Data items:
* * * *
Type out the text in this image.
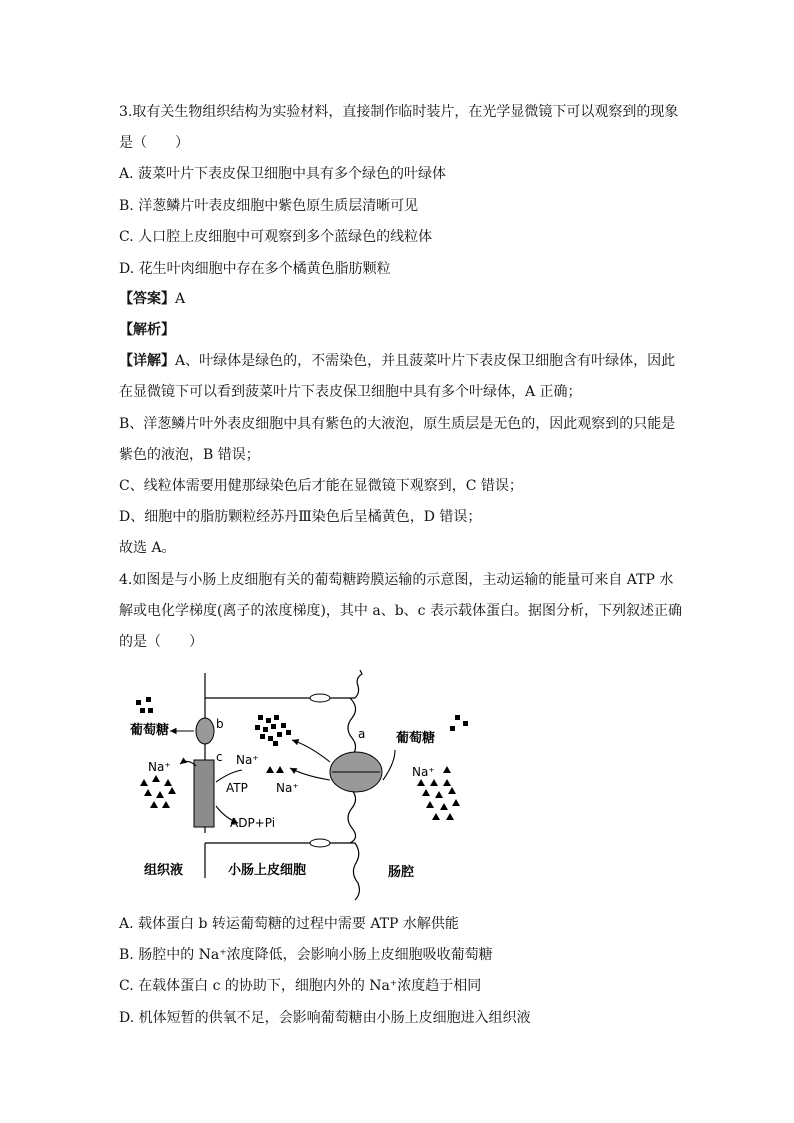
3.取有关生物组织结构为实验材料，直接制作临时装片，在光学显微镜下可以观察到的现象
是（　　）
A. 菠菜叶片下表皮保卫细胞中具有多个绿色的叶绿体
B. 洋葱鳞片叶表皮细胞中紫色原生质层清晰可见
C. 人口腔上皮细胞中可观察到多个蓝绿色的线粒体
D. 花生叶肉细胞中存在多个橘黄色脂肪颗粒
【答案】A
【解析】
【详解】A、叶绿体是绿色的，不需染色，并且菠菜叶片下表皮保卫细胞含有叶绿体，因此
在显微镜下可以看到菠菜叶片下表皮保卫细胞中具有多个叶绿体，A 正确；
B、洋葱鳞片叶外表皮细胞中具有紫色的大液泡，原生质层是无色的，因此观察到的只能是
紫色的液泡，B 错误；
C、线粒体需要用健那绿染色后才能在显微镜下观察到，C 错误；
D、细胞中的脂肪颗粒经苏丹Ⅲ染色后呈橘黄色，D 错误；
故选 A。
4.如图是与小肠上皮细胞有关的葡萄糖跨膜运输的示意图，主动运输的能量可来自 ATP 水
解或电化学梯度(离子的浓度梯度)，其中 a、b、c 表示载体蛋白。据图分析，下列叙述正确
的是（　　）
b
c
a
葡萄糖
葡萄糖
Na⁺	Na⁺
Na⁺
Na⁺
ATP
ADP+Pi
组织液	小肠上皮细胞	肠腔
A. 载体蛋白 b 转运葡萄糖的过程中需要 ATP 水解供能
B. 肠腔中的 Na⁺浓度降低，会影响小肠上皮细胞吸收葡萄糖
C. 在载体蛋白 c 的协助下，细胞内外的 Na⁺浓度趋于相同
D. 机体短暂的供氧不足，会影响葡萄糖由小肠上皮细胞进入组织液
* * * *
**Task to complete**
Retype every entry verbatim and exclude the pictures from the copy.

**Answer for this exercise**
Type out the text in this image.
3.取有关生物组织结构为实验材料，直接制作临时装片，在光学显微镜下可以观察到的现象
是（　　）
A. 菠菜叶片下表皮保卫细胞中具有多个绿色的叶绿体
B. 洋葱鳞片叶表皮细胞中紫色原生质层清晰可见
C. 人口腔上皮细胞中可观察到多个蓝绿色的线粒体
D. 花生叶肉细胞中存在多个橘黄色脂肪颗粒
【答案】A
【解析】
【详解】A、叶绿体是绿色的，不需染色，并且菠菜叶片下表皮保卫细胞含有叶绿体，因此
在显微镜下可以看到菠菜叶片下表皮保卫细胞中具有多个叶绿体，A 正确；
B、洋葱鳞片叶外表皮细胞中具有紫色的大液泡，原生质层是无色的，因此观察到的只能是
紫色的液泡，B 错误；
C、线粒体需要用健那绿染色后才能在显微镜下观察到，C 错误；
D、细胞中的脂肪颗粒经苏丹Ⅲ染色后呈橘黄色，D 错误；
故选 A。
4.如图是与小肠上皮细胞有关的葡萄糖跨膜运输的示意图，主动运输的能量可来自 ATP 水
解或电化学梯度(离子的浓度梯度)，其中 a、b、c 表示载体蛋白。据图分析，下列叙述正确
的是（　　）
b
c
a
葡萄糖
葡萄糖
Na⁺	Na⁺
Na⁺
Na⁺
ATP
ADP+Pi
组织液	小肠上皮细胞	肠腔
A. 载体蛋白 b 转运葡萄糖的过程中需要 ATP 水解供能
B. 肠腔中的 Na⁺浓度降低，会影响小肠上皮细胞吸收葡萄糖
C. 在载体蛋白 c 的协助下，细胞内外的 Na⁺浓度趋于相同
D. 机体短暂的供氧不足，会影响葡萄糖由小肠上皮细胞进入组织液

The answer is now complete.